Gather from the material every line that contains the string "this".

(Stored data)
┌──
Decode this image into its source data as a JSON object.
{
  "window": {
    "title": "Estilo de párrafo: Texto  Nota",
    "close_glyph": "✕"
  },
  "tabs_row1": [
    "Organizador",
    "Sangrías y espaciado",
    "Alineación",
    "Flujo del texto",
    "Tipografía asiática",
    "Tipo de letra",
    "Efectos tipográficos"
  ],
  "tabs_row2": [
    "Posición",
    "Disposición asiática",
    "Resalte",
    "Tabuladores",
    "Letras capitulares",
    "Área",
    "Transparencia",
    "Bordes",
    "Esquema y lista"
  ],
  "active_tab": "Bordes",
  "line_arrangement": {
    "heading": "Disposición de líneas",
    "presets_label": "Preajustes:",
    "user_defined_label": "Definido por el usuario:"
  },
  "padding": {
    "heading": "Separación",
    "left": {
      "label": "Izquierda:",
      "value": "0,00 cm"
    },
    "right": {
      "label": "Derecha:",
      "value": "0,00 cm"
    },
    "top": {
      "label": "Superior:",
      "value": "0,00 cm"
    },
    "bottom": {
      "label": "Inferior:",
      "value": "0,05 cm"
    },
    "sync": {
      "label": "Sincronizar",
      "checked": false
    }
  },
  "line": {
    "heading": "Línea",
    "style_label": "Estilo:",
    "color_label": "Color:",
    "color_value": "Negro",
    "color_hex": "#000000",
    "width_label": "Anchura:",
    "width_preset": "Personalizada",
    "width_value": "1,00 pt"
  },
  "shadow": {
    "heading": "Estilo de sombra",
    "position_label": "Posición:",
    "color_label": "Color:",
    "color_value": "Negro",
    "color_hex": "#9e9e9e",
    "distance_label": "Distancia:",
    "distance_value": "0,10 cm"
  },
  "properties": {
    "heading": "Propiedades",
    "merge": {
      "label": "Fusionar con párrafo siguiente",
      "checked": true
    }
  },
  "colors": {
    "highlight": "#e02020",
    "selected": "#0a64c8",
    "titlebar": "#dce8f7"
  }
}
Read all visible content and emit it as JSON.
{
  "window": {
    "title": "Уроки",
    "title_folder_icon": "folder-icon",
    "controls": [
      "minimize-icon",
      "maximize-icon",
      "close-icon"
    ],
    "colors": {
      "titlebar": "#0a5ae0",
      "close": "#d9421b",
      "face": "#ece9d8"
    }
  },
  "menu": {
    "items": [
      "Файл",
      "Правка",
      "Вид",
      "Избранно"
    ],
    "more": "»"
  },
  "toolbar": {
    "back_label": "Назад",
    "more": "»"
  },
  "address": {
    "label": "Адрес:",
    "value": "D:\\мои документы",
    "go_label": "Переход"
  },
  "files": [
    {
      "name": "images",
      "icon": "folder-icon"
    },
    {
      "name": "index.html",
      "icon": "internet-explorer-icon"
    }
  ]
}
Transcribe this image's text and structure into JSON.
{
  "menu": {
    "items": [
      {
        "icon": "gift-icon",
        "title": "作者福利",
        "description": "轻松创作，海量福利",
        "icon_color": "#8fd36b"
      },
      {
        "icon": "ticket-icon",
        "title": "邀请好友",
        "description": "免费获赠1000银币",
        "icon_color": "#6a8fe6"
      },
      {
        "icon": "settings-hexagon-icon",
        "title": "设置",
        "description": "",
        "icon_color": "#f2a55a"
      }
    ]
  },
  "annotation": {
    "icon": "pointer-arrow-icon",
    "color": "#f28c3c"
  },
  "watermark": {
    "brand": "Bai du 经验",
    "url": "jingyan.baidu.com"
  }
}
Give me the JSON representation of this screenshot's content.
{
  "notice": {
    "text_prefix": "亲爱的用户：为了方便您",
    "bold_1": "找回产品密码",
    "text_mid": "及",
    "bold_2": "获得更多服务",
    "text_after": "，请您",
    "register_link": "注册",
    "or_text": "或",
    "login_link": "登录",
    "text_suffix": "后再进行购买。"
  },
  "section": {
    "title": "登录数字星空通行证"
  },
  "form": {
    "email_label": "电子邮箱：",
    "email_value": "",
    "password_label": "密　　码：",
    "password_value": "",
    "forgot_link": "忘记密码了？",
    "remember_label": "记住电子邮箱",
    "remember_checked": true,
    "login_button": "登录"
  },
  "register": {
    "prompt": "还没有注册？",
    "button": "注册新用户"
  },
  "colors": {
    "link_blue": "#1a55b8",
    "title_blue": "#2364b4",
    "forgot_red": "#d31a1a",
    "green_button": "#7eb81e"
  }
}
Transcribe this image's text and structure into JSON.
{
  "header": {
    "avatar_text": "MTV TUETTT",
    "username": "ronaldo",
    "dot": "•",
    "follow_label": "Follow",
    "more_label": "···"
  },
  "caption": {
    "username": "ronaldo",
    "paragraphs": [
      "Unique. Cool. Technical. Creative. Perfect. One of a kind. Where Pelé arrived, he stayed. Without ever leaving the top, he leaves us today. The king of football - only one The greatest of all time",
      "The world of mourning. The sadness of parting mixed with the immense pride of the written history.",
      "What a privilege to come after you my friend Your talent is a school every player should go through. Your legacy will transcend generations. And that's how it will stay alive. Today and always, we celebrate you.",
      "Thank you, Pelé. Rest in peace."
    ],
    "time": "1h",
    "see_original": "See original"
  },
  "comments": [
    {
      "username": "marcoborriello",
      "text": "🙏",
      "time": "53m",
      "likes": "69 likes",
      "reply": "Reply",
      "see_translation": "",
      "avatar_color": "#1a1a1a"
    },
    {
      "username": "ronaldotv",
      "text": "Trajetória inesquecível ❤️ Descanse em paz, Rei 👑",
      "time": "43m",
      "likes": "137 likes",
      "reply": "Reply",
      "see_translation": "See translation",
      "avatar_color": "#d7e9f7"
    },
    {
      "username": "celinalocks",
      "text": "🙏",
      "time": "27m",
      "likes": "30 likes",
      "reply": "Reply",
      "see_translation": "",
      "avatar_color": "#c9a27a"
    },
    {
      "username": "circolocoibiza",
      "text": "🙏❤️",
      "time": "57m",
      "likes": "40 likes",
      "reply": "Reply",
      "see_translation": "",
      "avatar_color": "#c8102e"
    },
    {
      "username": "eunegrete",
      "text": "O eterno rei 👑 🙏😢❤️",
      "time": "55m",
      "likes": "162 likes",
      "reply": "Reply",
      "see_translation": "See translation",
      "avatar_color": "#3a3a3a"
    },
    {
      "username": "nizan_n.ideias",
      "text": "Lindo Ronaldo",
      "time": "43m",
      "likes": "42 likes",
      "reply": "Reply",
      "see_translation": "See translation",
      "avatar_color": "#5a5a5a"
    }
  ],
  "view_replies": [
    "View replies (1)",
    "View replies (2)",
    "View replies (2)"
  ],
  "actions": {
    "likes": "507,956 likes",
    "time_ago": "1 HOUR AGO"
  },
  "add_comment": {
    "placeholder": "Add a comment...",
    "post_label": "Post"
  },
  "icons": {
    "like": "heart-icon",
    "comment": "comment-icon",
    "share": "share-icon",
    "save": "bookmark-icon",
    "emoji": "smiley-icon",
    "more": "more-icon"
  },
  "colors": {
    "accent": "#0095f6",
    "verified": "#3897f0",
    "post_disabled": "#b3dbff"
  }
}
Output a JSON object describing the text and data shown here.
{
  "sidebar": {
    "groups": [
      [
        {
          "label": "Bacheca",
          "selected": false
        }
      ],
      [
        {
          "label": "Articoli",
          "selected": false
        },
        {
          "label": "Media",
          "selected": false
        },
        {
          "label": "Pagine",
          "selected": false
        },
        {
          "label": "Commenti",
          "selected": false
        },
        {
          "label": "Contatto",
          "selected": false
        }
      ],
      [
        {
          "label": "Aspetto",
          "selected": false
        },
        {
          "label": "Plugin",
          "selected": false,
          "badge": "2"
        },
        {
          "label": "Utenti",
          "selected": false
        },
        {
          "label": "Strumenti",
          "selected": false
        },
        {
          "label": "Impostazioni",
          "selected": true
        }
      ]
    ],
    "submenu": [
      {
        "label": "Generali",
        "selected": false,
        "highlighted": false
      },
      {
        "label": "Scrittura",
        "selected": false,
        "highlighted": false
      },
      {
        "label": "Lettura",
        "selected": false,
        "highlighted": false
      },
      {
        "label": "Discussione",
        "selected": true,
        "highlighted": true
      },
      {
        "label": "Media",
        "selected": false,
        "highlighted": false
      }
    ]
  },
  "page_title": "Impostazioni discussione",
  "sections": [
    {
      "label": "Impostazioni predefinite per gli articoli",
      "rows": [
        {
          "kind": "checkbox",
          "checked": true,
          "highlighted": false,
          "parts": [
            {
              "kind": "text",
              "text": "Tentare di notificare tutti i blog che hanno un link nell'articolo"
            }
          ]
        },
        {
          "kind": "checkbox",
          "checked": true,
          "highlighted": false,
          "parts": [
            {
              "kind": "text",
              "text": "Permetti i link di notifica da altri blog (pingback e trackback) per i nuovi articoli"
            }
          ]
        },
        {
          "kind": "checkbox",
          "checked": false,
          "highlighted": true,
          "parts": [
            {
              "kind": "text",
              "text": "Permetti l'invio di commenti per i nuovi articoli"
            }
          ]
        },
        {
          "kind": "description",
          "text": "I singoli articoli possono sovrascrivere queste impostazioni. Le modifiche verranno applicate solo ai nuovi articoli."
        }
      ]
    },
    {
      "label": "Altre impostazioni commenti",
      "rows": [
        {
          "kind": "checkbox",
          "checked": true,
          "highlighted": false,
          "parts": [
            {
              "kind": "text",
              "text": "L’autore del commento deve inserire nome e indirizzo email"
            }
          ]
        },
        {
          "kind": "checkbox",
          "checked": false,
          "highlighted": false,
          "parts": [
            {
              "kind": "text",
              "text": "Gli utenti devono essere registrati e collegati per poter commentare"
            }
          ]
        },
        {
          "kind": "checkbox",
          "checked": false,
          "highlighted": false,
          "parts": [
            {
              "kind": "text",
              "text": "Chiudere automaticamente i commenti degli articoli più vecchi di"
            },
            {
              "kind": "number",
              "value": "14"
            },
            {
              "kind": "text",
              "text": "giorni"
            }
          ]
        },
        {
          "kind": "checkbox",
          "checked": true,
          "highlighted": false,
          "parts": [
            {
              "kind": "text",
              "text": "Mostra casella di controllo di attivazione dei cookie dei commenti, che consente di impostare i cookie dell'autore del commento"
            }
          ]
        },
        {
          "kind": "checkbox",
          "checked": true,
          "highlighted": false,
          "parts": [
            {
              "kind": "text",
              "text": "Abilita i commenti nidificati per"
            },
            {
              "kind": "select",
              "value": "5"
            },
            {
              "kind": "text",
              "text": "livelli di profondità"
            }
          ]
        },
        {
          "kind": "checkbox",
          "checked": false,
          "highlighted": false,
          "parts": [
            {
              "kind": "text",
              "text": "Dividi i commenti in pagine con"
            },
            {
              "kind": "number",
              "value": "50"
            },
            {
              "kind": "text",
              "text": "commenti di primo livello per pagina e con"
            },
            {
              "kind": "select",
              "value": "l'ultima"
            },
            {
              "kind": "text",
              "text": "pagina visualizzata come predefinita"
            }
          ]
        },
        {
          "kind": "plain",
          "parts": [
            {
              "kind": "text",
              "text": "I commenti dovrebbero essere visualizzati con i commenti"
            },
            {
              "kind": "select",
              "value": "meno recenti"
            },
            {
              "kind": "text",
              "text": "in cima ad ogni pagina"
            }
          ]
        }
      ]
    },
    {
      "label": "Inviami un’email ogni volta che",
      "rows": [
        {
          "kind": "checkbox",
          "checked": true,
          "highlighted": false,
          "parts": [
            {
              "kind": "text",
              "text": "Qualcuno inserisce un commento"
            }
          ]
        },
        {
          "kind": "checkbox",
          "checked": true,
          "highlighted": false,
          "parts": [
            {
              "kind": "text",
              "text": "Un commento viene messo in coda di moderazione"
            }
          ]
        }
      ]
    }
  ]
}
└──
> [COMPLETE ANSWER]
Decode this image into its source data as a JSON object.
Transcribe this image's text and structure into JSON.
Give me the JSON representation of this screenshot's content.
Transcribe this image's text and structure into JSON.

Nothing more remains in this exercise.